(Document page image records)
————

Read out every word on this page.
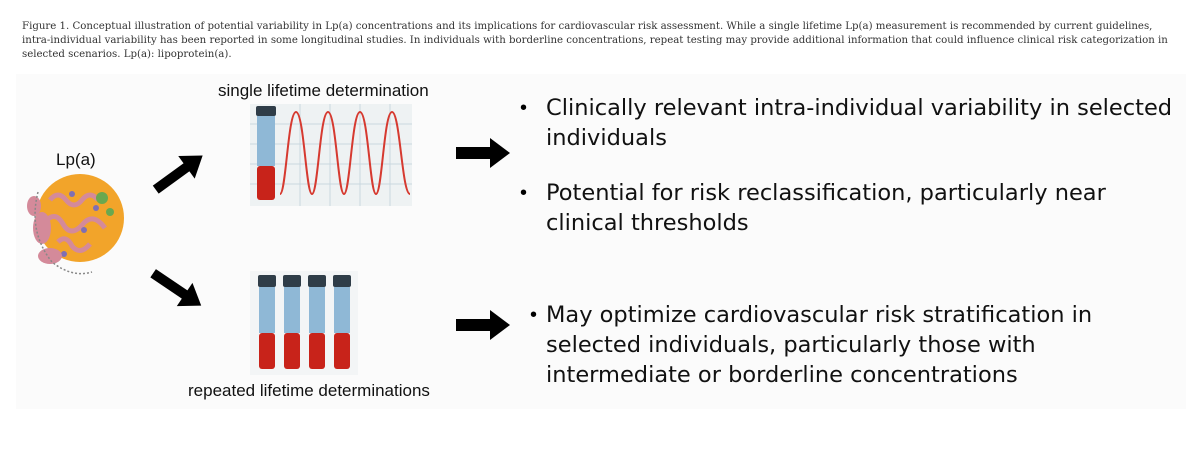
Figure 1. Conceptual illustration of potential variability in Lp(a) concentrations and its implications for cardiovascular risk assessment. While a single lifetime Lp(a) measurement is recommended by current guidelines, intra-individual variability has been reported in some longitudinal studies. In individuals with borderline concentrations, repeat testing may provide additional information that could influence clinical risk categorization in selected scenarios. Lp(a): lipoprotein(a).
Lp(a)
single lifetime determination
• Clinically relevant intra-individual variability in selected individuals
• Potential for risk reclassification, particularly near clinical thresholds
repeated lifetime determinations
• May optimize cardiovascular risk stratification in selected individuals, particularly those with intermediate or borderline concentrations
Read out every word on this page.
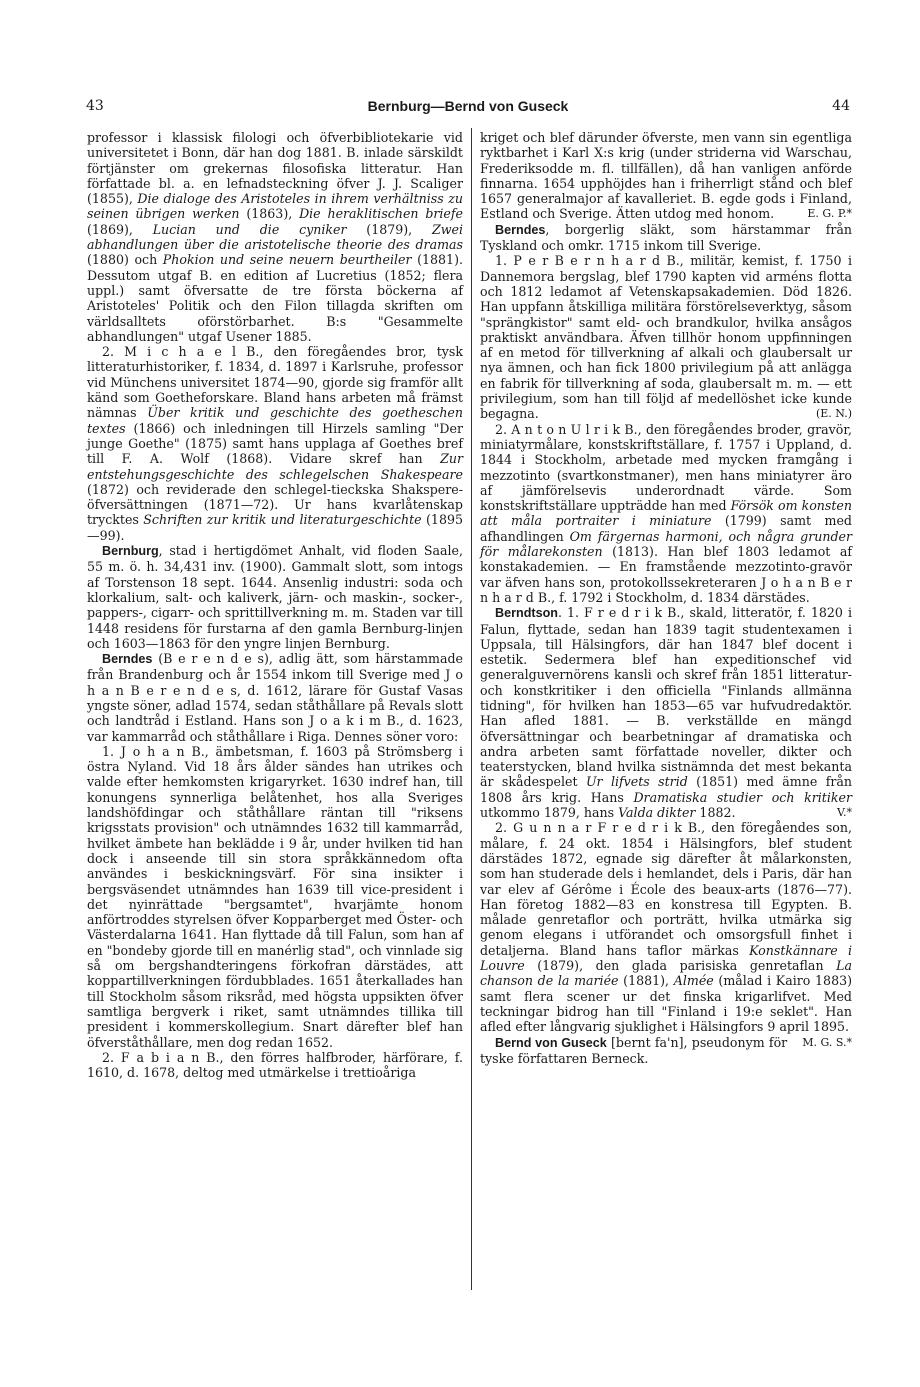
43	Bernburg—Bernd von Guseck	44

professor i klassisk filologi och öfverbibliotekarie vid universitetet i Bonn, där han dog 1881. B. inlade särskildt förtjänster om grekernas filosofiska litteratur. Han författade bl. a. en lefnadsteckning öfver J. J. Scaliger (1855), Die dialoge des Aristoteles in ihrem verhältniss zu seinen übrigen werken (1863), Die heraklitischen briefe (1869), Lucian und die cyniker (1879), Zwei abhandlungen über die aristotelische theorie des dramas (1880) och Phokion und seine neuern beurtheiler (1881). Dessutom utgaf B. en edition af Lucretius (1852; flera uppl.) samt öfversatte de tre första böckerna af Aristoteles' Politik och den Filon tillagda skriften om världsalltets oförstörbarhet. B:s "Gesammelte abhandlungen" utgaf Usener 1885.

2. M i c h a e l B., den föregåendes bror, tysk litteraturhistoriker, f. 1834, d. 1897 i Karlsruhe, professor vid Münchens universitet 1874—90, gjorde sig framför allt känd som Goetheforskare. Bland hans arbeten må främst nämnas Über kritik und geschichte des goetheschen textes (1866) och inledningen till Hirzels samling "Der junge Goethe" (1875) samt hans upplaga af Goethes bref till F. A. Wolf (1868). Vidare skref han Zur entstehungsgeschichte des schlegelschen Shakespeare (1872) och reviderade den schlegel-tieckska Shakspere-öfversättningen (1871—72). Ur hans kvarlåtenskap trycktes Schriften zur kritik und literaturgeschichte (1895—99).

Bernburg, stad i hertigdömet Anhalt, vid floden Saale, 55 m. ö. h. 34,431 inv. (1900). Gammalt slott, som intogs af Torstenson 18 sept. 1644. Ansenlig industri: soda och klorkalium, salt- och kaliverk, järn- och maskin-, socker-, pappers-, cigarr- och sprittillverkning m. m. Staden var till 1448 residens för furstarna af den gamla Bernburg-linjen och 1603—1863 för den yngre linjen Bernburg.

Berndes (B e r e n d e s), adlig ätt, som härstammade från Brandenburg och år 1554 inkom till Sverige med J o h a n B e r e n d e s, d. 1612, lärare för Gustaf Vasas yngste söner, adlad 1574, sedan ståthållare på Revals slott och landtråd i Estland. Hans son J o a k i m B., d. 1623, var kammarråd och ståthållare i Riga. Dennes söner voro:

1. J o h a n B., ämbetsman, f. 1603 på Strömsberg i östra Nyland. Vid 18 års ålder sändes han utrikes och valde efter hemkomsten krigaryrket. 1630 indref han, till konungens synnerliga belåtenhet, hos alla Sveriges landshöfdingar och ståthållare räntan till "riksens krigsstats provision" och utnämndes 1632 till kammarråd, hvilket ämbete han beklädde i 9 år, under hvilken tid han dock i anseende till sin stora språkkännedom ofta användes i beskickningsvärf. För sina insikter i bergsväsendet utnämndes han 1639 till vice-president i det nyinrättade "bergsamtet", hvarjämte honom anförtroddes styrelsen öfver Kopparberget med Öster- och Västerdalarna 1641. Han flyttade då till Falun, som han af en "bondeby gjorde till en manérlig stad", och vinnlade sig så om bergshandteringens förkofran därstädes, att koppartillverkningen fördubblades. 1651 återkallades han till Stockholm såsom riksråd, med högsta uppsikten öfver samtliga bergverk i riket, samt utnämndes tillika till president i kommerskollegium. Snart därefter blef han öfverståthållare, men dog redan 1652.

2. F a b i a n B., den förres halfbroder, härförare, f. 1610, d. 1678, deltog med utmärkelse i trettioåriga

kriget och blef därunder öfverste, men vann sin egentliga ryktbarhet i Karl X:s krig (under striderna vid Warschau, Frederiksodde m. fl. tillfällen), då han vanligen anförde finnarna. 1654 upphöjdes han i friherrligt stånd och blef 1657 generalmajor af kavalleriet. B. egde gods i Finland, Estland och Sverige. Ätten utdog med honom.	E. G. P.*

Berndes, borgerlig släkt, som härstammar från Tyskland och omkr. 1715 inkom till Sverige.

1. P e r B e r n h a r d B., militär, kemist, f. 1750 i Dannemora bergslag, blef 1790 kapten vid arméns flotta och 1812 ledamot af Vetenskapsakademien. Död 1826. Han uppfann åtskilliga militära förstörelseverktyg, såsom "sprängkistor" samt eld- och brandkulor, hvilka ansågos praktiskt användbara. Äfven tillhör honom uppfinningen af en metod för tillverkning af alkali och glaubersalt ur nya ämnen, och han fick 1800 privilegium på att anlägga en fabrik för tillverkning af soda, glaubersalt m. m. — ett privilegium, som han till följd af medellöshet icke kunde begagna.	(E. N.)

2. A n t o n U l r i k B., den föregåendes broder, gravör, miniatyrmålare, konstskriftställare, f. 1757 i Uppland, d. 1844 i Stockholm, arbetade med mycken framgång i mezzotinto (svartkonstmaner), men hans miniatyrer äro af jämförelsevis underordnadt värde. Som konstskriftställare uppträdde han med Försök om konsten att måla portraiter i miniature (1799) samt med afhandlingen Om färgernas harmoni, och några grunder för målarekonsten (1813). Han blef 1803 ledamot af konstakademien. — En framstående mezzotinto-gravör var äfven hans son, protokollssekreteraren J o h a n B e r n h a r d B., f. 1792 i Stockholm, d. 1834 därstädes.

Berndtson. 1. F r e d r i k B., skald, litteratör, f. 1820 i Falun, flyttade, sedan han 1839 tagit studentexamen i Uppsala, till Hälsingfors, där han 1847 blef docent i estetik. Sedermera blef han expeditionschef vid generalguvernörens kansli och skref från 1851 litteratur- och konstkritiker i den officiella "Finlands allmänna tidning", för hvilken han 1853—65 var hufvudredaktör. Han afled 1881. — B. verkställde en mängd öfversättningar och bearbetningar af dramatiska och andra arbeten samt författade noveller, dikter och teaterstycken, bland hvilka sistnämnda det mest bekanta är skådespelet Ur lifvets strid (1851) med ämne från 1808 års krig. Hans Dramatiska studier och kritiker utkommo 1879, hans Valda dikter 1882.	V.*

2. G u n n a r F r e d r i k B., den föregåendes son, målare, f. 24 okt. 1854 i Hälsingfors, blef student därstädes 1872, egnade sig därefter åt målarkonsten, som han studerade dels i hemlandet, dels i Paris, där han var elev af Gérôme i École des beaux-arts (1876—77). Han företog 1882—83 en konstresa till Egypten. B. målade genretaflor och porträtt, hvilka utmärka sig genom elegans i utförandet och omsorgsfull finhet i detaljerna. Bland hans taflor märkas Konstkännare i Louvre (1879), den glada parisiska genretaflan La chanson de la mariée (1881), Almée (målad i Kairo 1883) samt flera scener ur det finska krigarlifvet. Med teckningar bidrog han till "Finland i 19:e seklet". Han afled efter långvarig sjuklighet i Hälsingfors 9 april 1895.
M. G. S.*

Bernd von Guseck [bernt fa'n], pseudonym för tyske författaren Berneck.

————

The answer must be an exact copy of the records, with no images in it.

Read out every word on this page.
Figure 1. Conceptual illustration of potential variability in Lp(a) concentrations and its implications for cardiovascular risk assessment. While a single lifetime Lp(a) measurement is recommended by current guidelines, intra-individual variability has been reported in some longitudinal studies. In individuals with borderline concentrations, repeat testing may provide additional information that could influence clinical risk categorization in selected scenarios. Lp(a): lipoprotein(a).
Lp(a)
single lifetime determination
• Clinically relevant intra-individual variability in selected individuals
• Potential for risk reclassification, particularly near clinical thresholds
repeated lifetime determinations
• May optimize cardiovascular risk stratification in selected individuals, particularly those with intermediate or borderline concentrations
Read out every word on this page.
43	Bernburg—Bernd von Guseck	44

professor i klassisk filologi och öfverbibliotekarie vid universitetet i Bonn, där han dog 1881. B. inlade särskildt förtjänster om grekernas filosofiska litteratur. Han författade bl. a. en lefnadsteckning öfver J. J. Scaliger (1855), Die dialoge des Aristoteles in ihrem verhältniss zu seinen übrigen werken (1863), Die heraklitischen briefe (1869), Lucian und die cyniker (1879), Zwei abhandlungen über die aristotelische theorie des dramas (1880) och Phokion und seine neuern beurtheiler (1881). Dessutom utgaf B. en edition af Lucretius (1852; flera uppl.) samt öfversatte de tre första böckerna af Aristoteles' Politik och den Filon tillagda skriften om världsalltets oförstörbarhet. B:s "Gesammelte abhandlungen" utgaf Usener 1885.

2. M i c h a e l B., den föregåendes bror, tysk litteraturhistoriker, f. 1834, d. 1897 i Karlsruhe, professor vid Münchens universitet 1874—90, gjorde sig framför allt känd som Goetheforskare. Bland hans arbeten må främst nämnas Über kritik und geschichte des goetheschen textes (1866) och inledningen till Hirzels samling "Der junge Goethe" (1875) samt hans upplaga af Goethes bref till F. A. Wolf (1868). Vidare skref han Zur entstehungsgeschichte des schlegelschen Shakespeare (1872) och reviderade den schlegel-tieckska Shakspere-öfversättningen (1871—72). Ur hans kvarlåtenskap trycktes Schriften zur kritik und literaturgeschichte (1895—99).

Bernburg, stad i hertigdömet Anhalt, vid floden Saale, 55 m. ö. h. 34,431 inv. (1900). Gammalt slott, som intogs af Torstenson 18 sept. 1644. Ansenlig industri: soda och klorkalium, salt- och kaliverk, järn- och maskin-, socker-, pappers-, cigarr- och sprittillverkning m. m. Staden var till 1448 residens för furstarna af den gamla Bernburg-linjen och 1603—1863 för den yngre linjen Bernburg.

Berndes (B e r e n d e s), adlig ätt, som härstammade från Brandenburg och år 1554 inkom till Sverige med J o h a n B e r e n d e s, d. 1612, lärare för Gustaf Vasas yngste söner, adlad 1574, sedan ståthållare på Revals slott och landtråd i Estland. Hans son J o a k i m B., d. 1623, var kammarråd och ståthållare i Riga. Dennes söner voro:

1. J o h a n B., ämbetsman, f. 1603 på Strömsberg i östra Nyland. Vid 18 års ålder sändes han utrikes och valde efter hemkomsten krigaryrket. 1630 indref han, till konungens synnerliga belåtenhet, hos alla Sveriges landshöfdingar och ståthållare räntan till "riksens krigsstats provision" och utnämndes 1632 till kammarråd, hvilket ämbete han beklädde i 9 år, under hvilken tid han dock i anseende till sin stora språkkännedom ofta användes i beskickningsvärf. För sina insikter i bergsväsendet utnämndes han 1639 till vice-president i det nyinrättade "bergsamtet", hvarjämte honom anförtroddes styrelsen öfver Kopparberget med Öster- och Västerdalarna 1641. Han flyttade då till Falun, som han af en "bondeby gjorde till en manérlig stad", och vinnlade sig så om bergshandteringens förkofran därstädes, att koppartillverkningen fördubblades. 1651 återkallades han till Stockholm såsom riksråd, med högsta uppsikten öfver samtliga bergverk i riket, samt utnämndes tillika till president i kommerskollegium. Snart därefter blef han öfverståthållare, men dog redan 1652.

2. F a b i a n B., den förres halfbroder, härförare, f. 1610, d. 1678, deltog med utmärkelse i trettioåriga

kriget och blef därunder öfverste, men vann sin egentliga ryktbarhet i Karl X:s krig (under striderna vid Warschau, Frederiksodde m. fl. tillfällen), då han vanligen anförde finnarna. 1654 upphöjdes han i friherrligt stånd och blef 1657 generalmajor af kavalleriet. B. egde gods i Finland, Estland och Sverige. Ätten utdog med honom.	E. G. P.*

Berndes, borgerlig släkt, som härstammar från Tyskland och omkr. 1715 inkom till Sverige.

1. P e r B e r n h a r d B., militär, kemist, f. 1750 i Dannemora bergslag, blef 1790 kapten vid arméns flotta och 1812 ledamot af Vetenskapsakademien. Död 1826. Han uppfann åtskilliga militära förstörelseverktyg, såsom "sprängkistor" samt eld- och brandkulor, hvilka ansågos praktiskt användbara. Äfven tillhör honom uppfinningen af en metod för tillverkning af alkali och glaubersalt ur nya ämnen, och han fick 1800 privilegium på att anlägga en fabrik för tillverkning af soda, glaubersalt m. m. — ett privilegium, som han till följd af medellöshet icke kunde begagna.	(E. N.)

2. A n t o n U l r i k B., den föregåendes broder, gravör, miniatyrmålare, konstskriftställare, f. 1757 i Uppland, d. 1844 i Stockholm, arbetade med mycken framgång i mezzotinto (svartkonstmaner), men hans miniatyrer äro af jämförelsevis underordnadt värde. Som konstskriftställare uppträdde han med Försök om konsten att måla portraiter i miniature (1799) samt med afhandlingen Om färgernas harmoni, och några grunder för målarekonsten (1813). Han blef 1803 ledamot af konstakademien. — En framstående mezzotinto-gravör var äfven hans son, protokollssekreteraren J o h a n B e r n h a r d B., f. 1792 i Stockholm, d. 1834 därstädes.

Berndtson. 1. F r e d r i k B., skald, litteratör, f. 1820 i Falun, flyttade, sedan han 1839 tagit studentexamen i Uppsala, till Hälsingfors, där han 1847 blef docent i estetik. Sedermera blef han expeditionschef vid generalguvernörens kansli och skref från 1851 litteratur- och konstkritiker i den officiella "Finlands allmänna tidning", för hvilken han 1853—65 var hufvudredaktör. Han afled 1881. — B. verkställde en mängd öfversättningar och bearbetningar af dramatiska och andra arbeten samt författade noveller, dikter och teaterstycken, bland hvilka sistnämnda det mest bekanta är skådespelet Ur lifvets strid (1851) med ämne från 1808 års krig. Hans Dramatiska studier och kritiker utkommo 1879, hans Valda dikter 1882.	V.*

2. G u n n a r F r e d r i k B., den föregåendes son, målare, f. 24 okt. 1854 i Hälsingfors, blef student därstädes 1872, egnade sig därefter åt målarkonsten, som han studerade dels i hemlandet, dels i Paris, där han var elev af Gérôme i École des beaux-arts (1876—77). Han företog 1882—83 en konstresa till Egypten. B. målade genretaflor och porträtt, hvilka utmärka sig genom elegans i utförandet och omsorgsfull finhet i detaljerna. Bland hans taflor märkas Konstkännare i Louvre (1879), den glada parisiska genretaflan La chanson de la mariée (1881), Almée (målad i Kairo 1883) samt flera scener ur det finska krigarlifvet. Med teckningar bidrog han till "Finland i 19:e seklet". Han afled efter långvarig sjuklighet i Hälsingfors 9 april 1895.
M. G. S.*

Bernd von Guseck [bernt fa'n], pseudonym för tyske författaren Berneck.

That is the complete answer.